Entries taken from a collection
<<<<

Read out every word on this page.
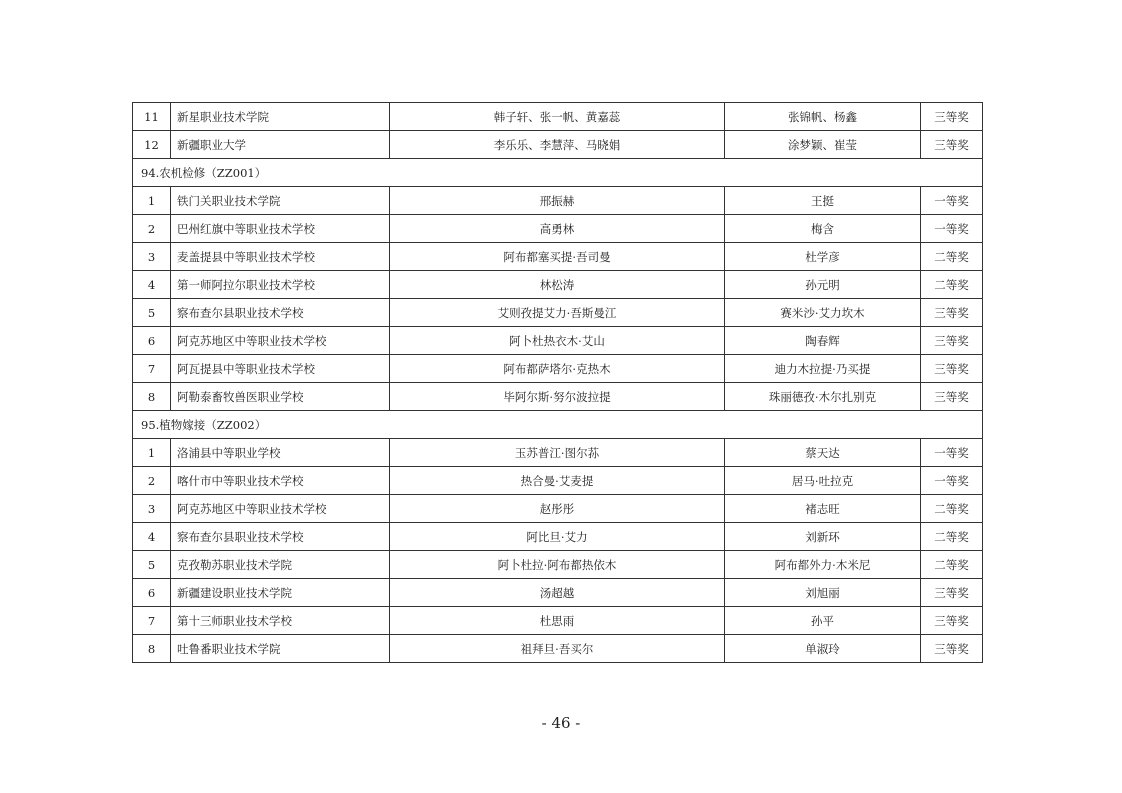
11	新星职业技术学院	韩子轩、张一帆、黄嘉蕊	张锦帆、杨鑫	三等奖
12	新疆职业大学	李乐乐、李慧萍、马晓娟	涂梦颖、崔莹	三等奖
94.农机检修（ZZ001）				
1	铁门关职业技术学院	邢振赫	王挺	一等奖
2	巴州红旗中等职业技术学校	高勇林	梅含	一等奖
3	麦盖提县中等职业技术学校	阿布都塞买提·吾司曼	杜学彦	二等奖
4	第一师阿拉尔职业技术学校	林松涛	孙元明	二等奖
5	察布查尔县职业技术学校	艾则孜提艾力·吾斯曼江	赛米沙·艾力坎木	三等奖
6	阿克苏地区中等职业技术学校	阿卜杜热衣木·艾山	陶春辉	三等奖
7	阿瓦提县中等职业技术学校	阿布都萨塔尔·克热木	迪力木拉提·乃买提	三等奖
8	阿勒泰畜牧兽医职业学校	毕阿尔斯·努尔波拉提	珠丽德孜·木尔扎别克	三等奖
95.植物嫁接（ZZ002）				
1	洛浦县中等职业学校	玉苏普江·图尔荪	蔡天达	一等奖
2	喀什市中等职业技术学校	热合曼·艾麦提	居马·吐拉克	一等奖
3	阿克苏地区中等职业技术学校	赵彤彤	褚志旺	二等奖
4	察布查尔县职业技术学校	阿比旦·艾力	刘新环	二等奖
5	克孜勒苏职业技术学院	阿卜杜拉·阿布都热依木	阿布都外力·木米尼	二等奖
6	新疆建设职业技术学院	汤超越	刘旭丽	三等奖
7	第十三师职业技术学校	杜思雨	孙平	三等奖
8	吐鲁番职业技术学院	祖拜旦·吾买尔	单淑玲	三等奖
- 46 -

>>>>

§ Directions for this task
From the entries above, return each line with the word "阿克苏地区中等职业技术学校" in it.

§ Answer below
6	阿克苏地区中等职业技术学校	阿卜杜热衣木·艾山	陶春辉	三等奖
3	阿克苏地区中等职业技术学校	赵彤彤	褚志旺	二等奖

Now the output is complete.